- Exercise text:
When it comes to Covid vaccines, millions have accepted the shots, which are proven to be effective, willingly, but there are still significant parts of some populations where hesitancy, skepticism and refusal are common.
And while the majority of people accept the existence of Covid — a virus that’s origins are still unknown but has to date killed over 5.5 million people and caused over 342 million infections globally — recognizing the destruction and disruption it has caused around the world, a small but active minority deny that Covid is real and believe it to be a conspiracy.
U.K.-based Consultant Clinical Psychologist Alex Desatnik told CNBC that, aside from divorces, “fractures, difficulties, conflicts — high-level conflicts — and relational stress which we’re seeing in couples is phenomenally high.”
He said the rise in breakups during the pandemic is not only due to differences in world views between couples, noting that couples or families can have differing political views and stick together. He also stressed that Covid had denied many people the social contact that would have enabled them to air their views with friends and family, and for these to be challenged.
“All of these outlets were taken away,” Desatnik said. “In the midst of a lockdown, when one person is saying it’s all a great hoax, and the other thinks it’s one of the biggest health challenges humanity has ever faced, you have to discuss it.”
Family law specialists say “Covid denial” within a family unit can be one of the hardest relationship challenges to overcome.
“I have had a client where the spouse has been a Covid denier and that obviously puts a real strain on the relationship,” Sara Barnes, a family law solicitor in the U.K. and director at EJ Coombs Solicitors, said, adding that the issue had led her client to seek advice about a possible divorce.
“I suspect that the vaccination issue for their children once they are old enough” will also be an area for conflict, she told CNBC.
Covid vaccines are proven to reduce severe illness, hospitalization and death from the virus, but children have been far less adversely affected by Covid than adults, although they are seen as conduits for the virus. This has led to ethical questions over whether they need to be vaccinated, or boosted, as much as adults.

- What to do:
a: Answer from the excerpt on Covid denial and relationships:
(i) How many deaths globally does the excerpt attribute to Covid to date?
(ii) What job title does the excerpt give Alex Desatnik?
(iii) At which firm is Sara Barnes a director?
b: Write a continuation of the excerpt on Covid denial and relationships, starting after its final sentence.
The listing is separate material and has no connection to the excerpt on Covid denial and relationships.

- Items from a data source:
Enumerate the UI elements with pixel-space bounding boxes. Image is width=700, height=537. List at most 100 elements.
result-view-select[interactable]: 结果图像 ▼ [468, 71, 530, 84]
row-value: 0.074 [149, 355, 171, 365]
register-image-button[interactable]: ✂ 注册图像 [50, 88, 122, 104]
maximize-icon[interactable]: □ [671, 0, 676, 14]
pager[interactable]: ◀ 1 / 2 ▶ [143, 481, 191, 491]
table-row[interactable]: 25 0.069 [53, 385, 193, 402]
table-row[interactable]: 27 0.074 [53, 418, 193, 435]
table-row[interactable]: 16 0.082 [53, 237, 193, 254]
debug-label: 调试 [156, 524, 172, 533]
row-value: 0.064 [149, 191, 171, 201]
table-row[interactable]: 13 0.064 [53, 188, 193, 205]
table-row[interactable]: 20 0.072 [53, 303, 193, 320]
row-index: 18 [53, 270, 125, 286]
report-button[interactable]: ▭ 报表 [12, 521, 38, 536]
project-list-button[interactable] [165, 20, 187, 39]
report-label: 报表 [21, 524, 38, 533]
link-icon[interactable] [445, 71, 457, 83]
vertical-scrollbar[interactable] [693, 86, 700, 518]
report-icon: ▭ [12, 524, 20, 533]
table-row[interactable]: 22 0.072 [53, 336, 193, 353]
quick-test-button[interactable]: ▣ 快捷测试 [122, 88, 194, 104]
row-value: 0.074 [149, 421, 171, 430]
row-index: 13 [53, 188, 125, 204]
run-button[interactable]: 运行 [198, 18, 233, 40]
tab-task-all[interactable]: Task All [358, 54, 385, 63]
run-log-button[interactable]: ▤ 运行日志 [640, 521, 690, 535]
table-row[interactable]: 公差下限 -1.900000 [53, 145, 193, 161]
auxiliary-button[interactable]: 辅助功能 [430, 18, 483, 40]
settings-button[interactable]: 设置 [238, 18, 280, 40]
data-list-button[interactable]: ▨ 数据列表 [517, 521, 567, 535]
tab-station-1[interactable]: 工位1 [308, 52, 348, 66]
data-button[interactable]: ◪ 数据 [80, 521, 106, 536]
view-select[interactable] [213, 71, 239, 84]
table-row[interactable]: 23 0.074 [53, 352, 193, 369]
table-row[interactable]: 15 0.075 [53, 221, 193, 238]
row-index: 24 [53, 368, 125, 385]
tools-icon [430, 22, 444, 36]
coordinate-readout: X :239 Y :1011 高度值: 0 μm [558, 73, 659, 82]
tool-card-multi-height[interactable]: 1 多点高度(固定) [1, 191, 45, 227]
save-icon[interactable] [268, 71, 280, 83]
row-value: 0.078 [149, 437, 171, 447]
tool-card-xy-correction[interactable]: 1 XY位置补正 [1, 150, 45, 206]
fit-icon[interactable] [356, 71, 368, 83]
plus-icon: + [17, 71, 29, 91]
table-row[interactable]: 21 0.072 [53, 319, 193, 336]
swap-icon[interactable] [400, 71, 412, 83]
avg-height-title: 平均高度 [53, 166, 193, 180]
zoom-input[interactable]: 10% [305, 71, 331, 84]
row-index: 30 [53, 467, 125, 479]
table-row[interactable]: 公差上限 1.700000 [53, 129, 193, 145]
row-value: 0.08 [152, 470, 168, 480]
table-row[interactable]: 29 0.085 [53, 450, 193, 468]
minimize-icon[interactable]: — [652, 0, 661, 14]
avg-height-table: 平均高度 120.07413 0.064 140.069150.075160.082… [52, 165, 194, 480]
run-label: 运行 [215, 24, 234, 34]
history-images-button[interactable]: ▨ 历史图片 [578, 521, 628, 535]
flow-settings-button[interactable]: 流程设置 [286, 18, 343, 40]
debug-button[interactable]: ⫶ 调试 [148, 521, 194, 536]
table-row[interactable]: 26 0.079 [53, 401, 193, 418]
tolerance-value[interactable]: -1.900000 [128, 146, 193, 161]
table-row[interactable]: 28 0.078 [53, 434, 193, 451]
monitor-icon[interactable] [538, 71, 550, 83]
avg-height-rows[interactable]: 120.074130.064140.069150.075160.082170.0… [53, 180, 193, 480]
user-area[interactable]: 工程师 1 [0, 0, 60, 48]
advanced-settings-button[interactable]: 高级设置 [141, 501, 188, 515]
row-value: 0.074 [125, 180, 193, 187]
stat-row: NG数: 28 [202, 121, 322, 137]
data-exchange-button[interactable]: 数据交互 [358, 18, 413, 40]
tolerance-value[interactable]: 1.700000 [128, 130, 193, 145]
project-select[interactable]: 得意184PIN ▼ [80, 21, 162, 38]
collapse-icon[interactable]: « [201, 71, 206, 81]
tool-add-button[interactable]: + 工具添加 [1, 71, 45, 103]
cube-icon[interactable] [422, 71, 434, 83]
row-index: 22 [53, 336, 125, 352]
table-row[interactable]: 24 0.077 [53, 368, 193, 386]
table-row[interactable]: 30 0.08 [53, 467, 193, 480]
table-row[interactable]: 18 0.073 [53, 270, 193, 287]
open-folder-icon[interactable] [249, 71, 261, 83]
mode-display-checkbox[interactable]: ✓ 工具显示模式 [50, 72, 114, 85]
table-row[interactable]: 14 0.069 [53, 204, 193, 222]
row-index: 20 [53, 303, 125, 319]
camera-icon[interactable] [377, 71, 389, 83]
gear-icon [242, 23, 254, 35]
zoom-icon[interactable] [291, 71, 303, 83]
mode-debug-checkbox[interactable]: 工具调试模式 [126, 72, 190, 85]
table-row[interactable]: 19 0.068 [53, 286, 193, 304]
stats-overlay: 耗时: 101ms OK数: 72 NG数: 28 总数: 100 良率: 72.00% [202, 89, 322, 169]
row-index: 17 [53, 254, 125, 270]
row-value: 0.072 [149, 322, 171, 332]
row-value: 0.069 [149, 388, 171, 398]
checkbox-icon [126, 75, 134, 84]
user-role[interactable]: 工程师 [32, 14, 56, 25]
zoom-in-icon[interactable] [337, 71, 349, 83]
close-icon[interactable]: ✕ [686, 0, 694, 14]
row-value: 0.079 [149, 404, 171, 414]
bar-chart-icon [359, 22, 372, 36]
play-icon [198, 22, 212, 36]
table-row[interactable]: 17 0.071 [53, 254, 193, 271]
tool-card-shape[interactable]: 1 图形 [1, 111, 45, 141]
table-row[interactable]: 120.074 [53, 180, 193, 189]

- Exercise results:
a:
(i) Over 5.5 million.
(ii) Consultant Clinical Psychologist.
(iii) EJ Coombs Solicitors.

b:
The World Health Organization has weighed up the clinical data and noted in November that “as children and adolescents tend to have milder disease compared to adults, unless they are in a group at higher risk of severe Covid-19, it is less urgent to vaccinate them than older people, those with chronic health conditions and health workers.” But it also stressed that there are benefits of vaccinating children and adolescents “that go beyond the direct health benefits.”
It noted that “vaccination that decreases Covid transmission in this age group may reduce transmission from children and adolescents to older adults, and may help reduce the need for mitigation measures in schools.”
With the argument for vaccinating children arguably a more complex one than for adults, it’s perhaps not surprising that the issue of Covid vaccines for children has been another area of conflict for some parents.
Ron Kauffman said he has seen a few cases of disputes between “anti-vax and pro-vax parents.” He insisted that conflict resolution between parents that does not involve the court system is possible and preferable.
“I have spoken to parents who have varying opinions about the severity of Covid, the usefulness of masks, and the necessity for vaccinations. These cases can work themselves out amicably,” he said.
“When parents are sincere in their medical concerns, they can be addressed by following then-existing government guidelines in the place where timesharing will take place,” he said, as well as consulting with the children’s pediatrician and immunologist for advice.